## [Items from a figure collection]
+++++
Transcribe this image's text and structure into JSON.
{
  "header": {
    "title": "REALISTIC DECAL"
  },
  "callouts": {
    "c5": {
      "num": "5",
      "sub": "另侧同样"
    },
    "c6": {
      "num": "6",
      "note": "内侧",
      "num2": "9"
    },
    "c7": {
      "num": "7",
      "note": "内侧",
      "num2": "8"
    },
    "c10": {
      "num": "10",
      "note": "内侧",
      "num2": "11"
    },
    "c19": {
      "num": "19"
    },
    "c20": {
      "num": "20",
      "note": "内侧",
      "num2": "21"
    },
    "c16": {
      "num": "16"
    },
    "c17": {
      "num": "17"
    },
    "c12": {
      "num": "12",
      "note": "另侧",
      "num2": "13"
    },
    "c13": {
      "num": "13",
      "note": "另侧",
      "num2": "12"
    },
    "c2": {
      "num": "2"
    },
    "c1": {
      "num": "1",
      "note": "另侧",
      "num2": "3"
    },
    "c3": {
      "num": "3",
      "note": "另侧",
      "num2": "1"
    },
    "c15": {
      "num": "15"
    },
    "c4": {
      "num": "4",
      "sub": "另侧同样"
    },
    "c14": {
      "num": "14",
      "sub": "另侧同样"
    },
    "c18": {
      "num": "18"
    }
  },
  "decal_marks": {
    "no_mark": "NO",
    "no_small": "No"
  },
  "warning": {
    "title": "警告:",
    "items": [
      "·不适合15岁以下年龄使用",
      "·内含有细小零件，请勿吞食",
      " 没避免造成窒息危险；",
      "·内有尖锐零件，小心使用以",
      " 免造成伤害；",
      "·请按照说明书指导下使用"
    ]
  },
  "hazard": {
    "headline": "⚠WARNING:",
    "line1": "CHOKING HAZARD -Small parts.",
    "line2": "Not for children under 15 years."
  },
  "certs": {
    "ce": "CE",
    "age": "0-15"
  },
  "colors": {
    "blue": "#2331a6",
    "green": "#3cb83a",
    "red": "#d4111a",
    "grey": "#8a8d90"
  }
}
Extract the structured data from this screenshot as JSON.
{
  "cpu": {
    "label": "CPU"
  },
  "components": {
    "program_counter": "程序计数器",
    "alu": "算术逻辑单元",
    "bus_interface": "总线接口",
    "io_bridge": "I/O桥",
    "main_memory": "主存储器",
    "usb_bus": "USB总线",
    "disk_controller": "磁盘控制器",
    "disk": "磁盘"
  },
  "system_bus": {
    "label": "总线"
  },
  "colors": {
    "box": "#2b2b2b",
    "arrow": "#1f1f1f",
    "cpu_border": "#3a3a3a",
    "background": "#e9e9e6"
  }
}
+++++
## [What is asked]
Every entry must be output again, exactly as written above.

## [Full solution]
Transcribe this image's text and structure into JSON.
{
  "header": {
    "title": "REALISTIC DECAL"
  },
  "callouts": {
    "c5": {
      "num": "5",
      "sub": "另侧同样"
    },
    "c6": {
      "num": "6",
      "note": "内侧",
      "num2": "9"
    },
    "c7": {
      "num": "7",
      "note": "内侧",
      "num2": "8"
    },
    "c10": {
      "num": "10",
      "note": "内侧",
      "num2": "11"
    },
    "c19": {
      "num": "19"
    },
    "c20": {
      "num": "20",
      "note": "内侧",
      "num2": "21"
    },
    "c16": {
      "num": "16"
    },
    "c17": {
      "num": "17"
    },
    "c12": {
      "num": "12",
      "note": "另侧",
      "num2": "13"
    },
    "c13": {
      "num": "13",
      "note": "另侧",
      "num2": "12"
    },
    "c2": {
      "num": "2"
    },
    "c1": {
      "num": "1",
      "note": "另侧",
      "num2": "3"
    },
    "c3": {
      "num": "3",
      "note": "另侧",
      "num2": "1"
    },
    "c15": {
      "num": "15"
    },
    "c4": {
      "num": "4",
      "sub": "另侧同样"
    },
    "c14": {
      "num": "14",
      "sub": "另侧同样"
    },
    "c18": {
      "num": "18"
    }
  },
  "decal_marks": {
    "no_mark": "NO",
    "no_small": "No"
  },
  "warning": {
    "title": "警告:",
    "items": [
      "·不适合15岁以下年龄使用",
      "·内含有细小零件，请勿吞食",
      " 没避免造成窒息危险；",
      "·内有尖锐零件，小心使用以",
      " 免造成伤害；",
      "·请按照说明书指导下使用"
    ]
  },
  "hazard": {
    "headline": "⚠WARNING:",
    "line1": "CHOKING HAZARD -Small parts.",
    "line2": "Not for children under 15 years."
  },
  "certs": {
    "ce": "CE",
    "age": "0-15"
  },
  "colors": {
    "blue": "#2331a6",
    "green": "#3cb83a",
    "red": "#d4111a",
    "grey": "#8a8d90"
  }
}
Extract the structured data from this screenshot as JSON.
{
  "cpu": {
    "label": "CPU"
  },
  "components": {
    "program_counter": "程序计数器",
    "alu": "算术逻辑单元",
    "bus_interface": "总线接口",
    "io_bridge": "I/O桥",
    "main_memory": "主存储器",
    "usb_bus": "USB总线",
    "disk_controller": "磁盘控制器",
    "disk": "磁盘"
  },
  "system_bus": {
    "label": "总线"
  },
  "colors": {
    "box": "#2b2b2b",
    "arrow": "#1f1f1f",
    "cpu_border": "#3a3a3a",
    "background": "#e9e9e6"
  }
}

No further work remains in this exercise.